— Data records —
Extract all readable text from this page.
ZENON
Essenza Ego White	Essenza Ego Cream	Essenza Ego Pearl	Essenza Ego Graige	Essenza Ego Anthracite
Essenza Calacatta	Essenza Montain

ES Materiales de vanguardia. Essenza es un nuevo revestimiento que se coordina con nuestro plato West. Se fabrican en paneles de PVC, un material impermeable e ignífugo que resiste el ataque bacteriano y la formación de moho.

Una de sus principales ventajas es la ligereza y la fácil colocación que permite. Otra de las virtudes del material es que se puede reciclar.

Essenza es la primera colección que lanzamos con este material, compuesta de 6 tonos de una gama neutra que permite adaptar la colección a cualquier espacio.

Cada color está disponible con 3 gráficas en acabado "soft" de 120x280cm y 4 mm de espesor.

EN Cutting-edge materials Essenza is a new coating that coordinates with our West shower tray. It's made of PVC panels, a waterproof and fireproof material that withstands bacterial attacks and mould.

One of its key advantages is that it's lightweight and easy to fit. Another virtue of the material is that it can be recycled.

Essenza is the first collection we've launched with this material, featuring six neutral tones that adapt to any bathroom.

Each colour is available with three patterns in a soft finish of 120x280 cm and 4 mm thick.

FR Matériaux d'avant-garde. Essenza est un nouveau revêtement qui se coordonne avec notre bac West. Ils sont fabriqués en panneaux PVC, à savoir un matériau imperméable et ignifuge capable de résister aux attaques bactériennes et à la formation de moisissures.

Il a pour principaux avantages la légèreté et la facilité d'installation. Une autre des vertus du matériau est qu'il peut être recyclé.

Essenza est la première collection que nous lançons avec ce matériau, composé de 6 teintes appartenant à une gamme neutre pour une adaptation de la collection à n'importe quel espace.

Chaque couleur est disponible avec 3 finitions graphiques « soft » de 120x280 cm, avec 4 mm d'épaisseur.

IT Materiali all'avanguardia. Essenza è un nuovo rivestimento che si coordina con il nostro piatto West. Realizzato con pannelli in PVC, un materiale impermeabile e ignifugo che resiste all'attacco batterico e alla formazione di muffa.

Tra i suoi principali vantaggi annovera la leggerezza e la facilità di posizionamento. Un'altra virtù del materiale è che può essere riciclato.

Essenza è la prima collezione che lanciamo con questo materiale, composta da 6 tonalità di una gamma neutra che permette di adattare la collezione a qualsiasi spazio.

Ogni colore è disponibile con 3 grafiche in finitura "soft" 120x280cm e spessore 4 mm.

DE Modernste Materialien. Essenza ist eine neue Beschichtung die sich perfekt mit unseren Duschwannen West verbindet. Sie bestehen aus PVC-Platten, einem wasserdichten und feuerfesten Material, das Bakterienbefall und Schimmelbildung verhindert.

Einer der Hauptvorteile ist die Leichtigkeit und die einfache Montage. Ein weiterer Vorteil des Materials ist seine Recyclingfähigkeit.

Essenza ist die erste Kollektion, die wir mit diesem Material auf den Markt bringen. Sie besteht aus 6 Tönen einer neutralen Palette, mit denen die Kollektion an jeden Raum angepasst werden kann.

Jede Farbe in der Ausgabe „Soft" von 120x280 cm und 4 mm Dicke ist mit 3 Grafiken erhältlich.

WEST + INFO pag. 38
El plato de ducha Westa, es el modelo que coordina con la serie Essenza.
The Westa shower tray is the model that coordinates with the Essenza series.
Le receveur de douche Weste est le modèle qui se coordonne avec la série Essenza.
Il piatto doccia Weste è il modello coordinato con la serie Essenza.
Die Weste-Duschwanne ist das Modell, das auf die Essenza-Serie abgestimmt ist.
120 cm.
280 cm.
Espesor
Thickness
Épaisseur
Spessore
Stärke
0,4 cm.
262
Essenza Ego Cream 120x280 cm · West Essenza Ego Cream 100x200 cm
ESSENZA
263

— Your task —
Your answer should be every line from the material above in which the word "that" appears.

— The completed task —
EN Cutting-edge materials Essenza is a new coating that coordinates with our West shower tray. It's made of PVC panels, a waterproof and fireproof material that withstands bacterial attacks and mould.
One of its key advantages is that it's lightweight and easy to fit. Another virtue of the material is that it can be recycled.
Essenza is the first collection we've launched with this material, featuring six neutral tones that adapt to any bathroom.
The Westa shower tray is the model that coordinates with the Essenza series.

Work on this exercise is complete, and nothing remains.